◆ Request ◆
State how many lines of the listing below include the word "törvényhatósági". Give only the number.

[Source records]
┏━━

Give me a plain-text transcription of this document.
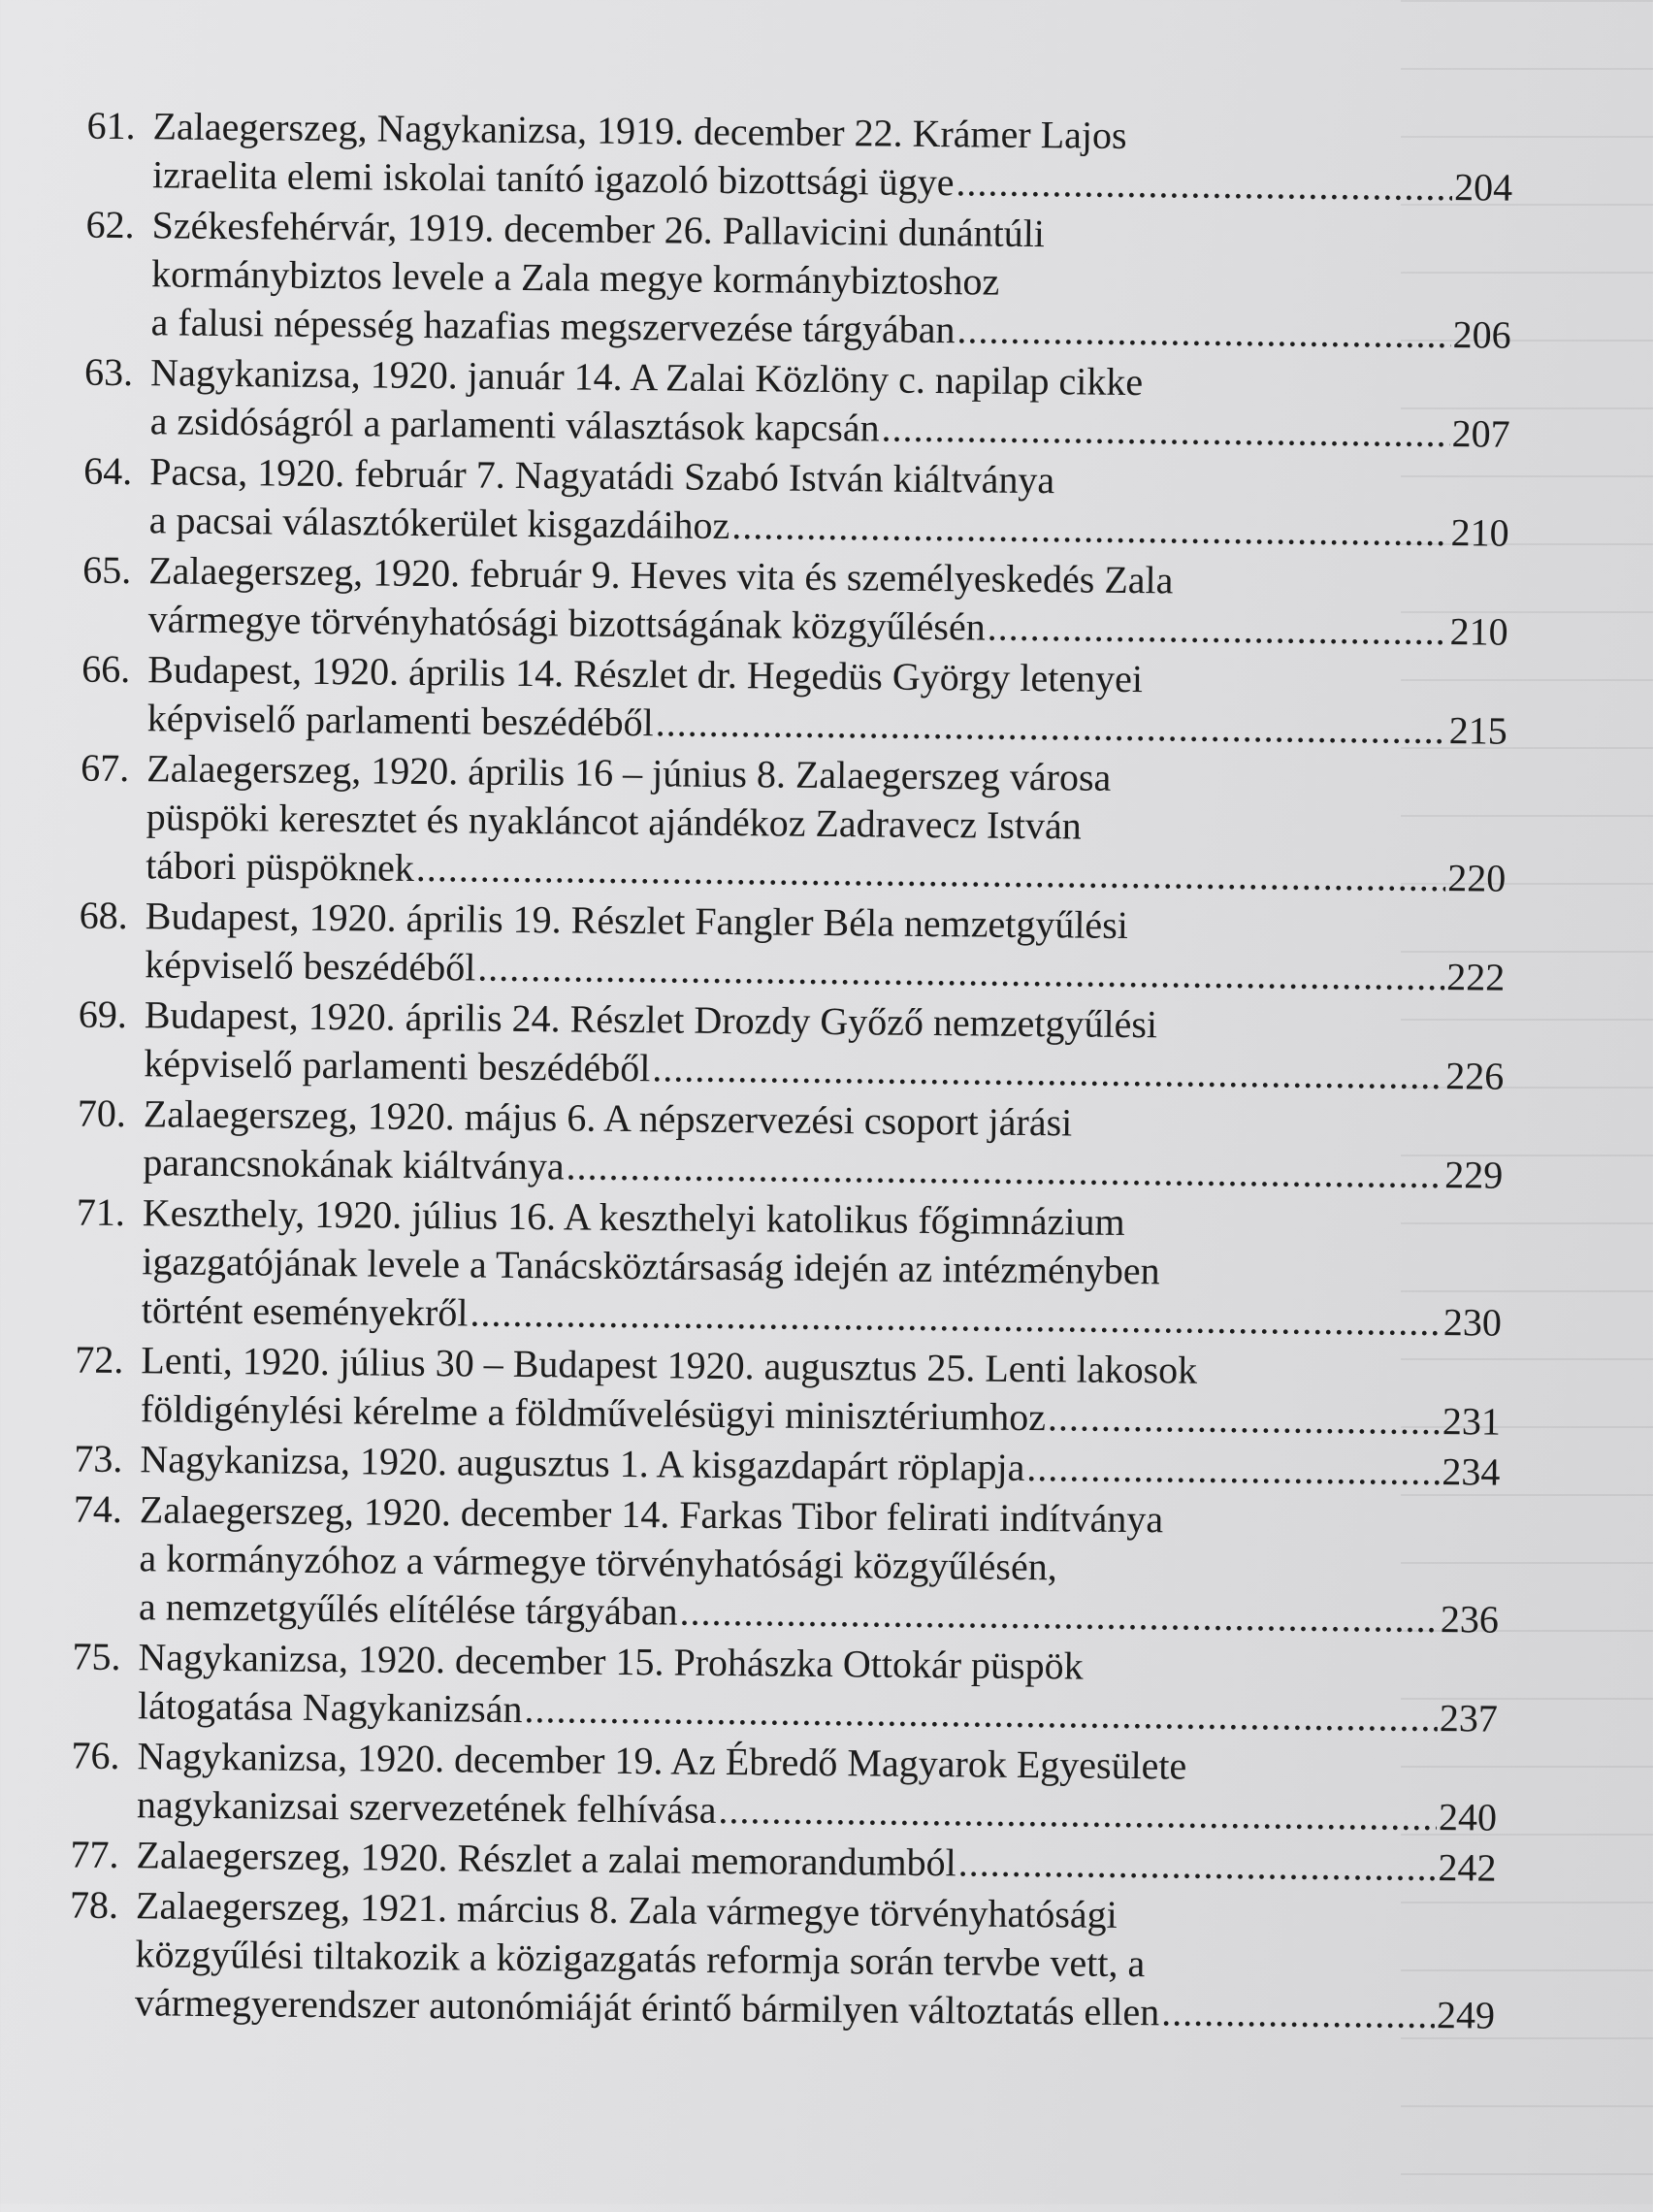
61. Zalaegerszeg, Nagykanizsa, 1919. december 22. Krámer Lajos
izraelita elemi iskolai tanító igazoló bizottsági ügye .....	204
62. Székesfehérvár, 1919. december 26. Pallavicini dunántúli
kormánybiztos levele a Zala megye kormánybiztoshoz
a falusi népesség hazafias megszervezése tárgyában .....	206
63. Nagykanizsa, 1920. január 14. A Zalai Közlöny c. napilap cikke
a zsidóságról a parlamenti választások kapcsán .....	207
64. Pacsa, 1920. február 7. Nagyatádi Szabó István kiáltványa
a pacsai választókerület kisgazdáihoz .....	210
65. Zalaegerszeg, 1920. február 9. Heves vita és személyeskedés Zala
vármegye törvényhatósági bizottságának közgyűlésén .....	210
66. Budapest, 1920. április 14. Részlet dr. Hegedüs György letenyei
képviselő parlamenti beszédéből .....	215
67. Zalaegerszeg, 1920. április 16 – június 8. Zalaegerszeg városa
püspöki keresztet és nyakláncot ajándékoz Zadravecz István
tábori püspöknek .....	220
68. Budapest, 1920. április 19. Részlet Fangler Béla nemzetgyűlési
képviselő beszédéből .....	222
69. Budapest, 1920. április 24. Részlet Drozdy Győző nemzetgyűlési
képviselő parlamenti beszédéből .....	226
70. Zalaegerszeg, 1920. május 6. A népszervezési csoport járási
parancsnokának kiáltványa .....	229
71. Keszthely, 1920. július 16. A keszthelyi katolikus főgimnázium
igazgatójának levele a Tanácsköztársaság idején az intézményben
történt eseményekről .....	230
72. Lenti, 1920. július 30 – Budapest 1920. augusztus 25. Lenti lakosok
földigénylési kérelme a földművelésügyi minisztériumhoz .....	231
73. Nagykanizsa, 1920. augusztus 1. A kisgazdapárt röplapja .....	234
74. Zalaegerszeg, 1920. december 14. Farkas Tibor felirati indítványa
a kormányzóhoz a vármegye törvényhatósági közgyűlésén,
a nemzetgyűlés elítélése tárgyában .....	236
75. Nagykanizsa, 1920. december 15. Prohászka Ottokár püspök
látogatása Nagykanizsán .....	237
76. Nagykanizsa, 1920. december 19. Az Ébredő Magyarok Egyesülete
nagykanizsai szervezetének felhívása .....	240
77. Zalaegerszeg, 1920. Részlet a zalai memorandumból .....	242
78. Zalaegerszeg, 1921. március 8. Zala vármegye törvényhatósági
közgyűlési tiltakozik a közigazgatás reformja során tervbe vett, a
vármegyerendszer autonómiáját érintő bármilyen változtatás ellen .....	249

┗━━
┏━━

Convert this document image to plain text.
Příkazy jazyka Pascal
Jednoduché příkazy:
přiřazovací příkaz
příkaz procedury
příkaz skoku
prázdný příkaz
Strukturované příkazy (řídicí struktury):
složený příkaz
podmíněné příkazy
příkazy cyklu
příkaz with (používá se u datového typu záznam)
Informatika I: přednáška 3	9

┗━━

◆ Answer to the task ◆
3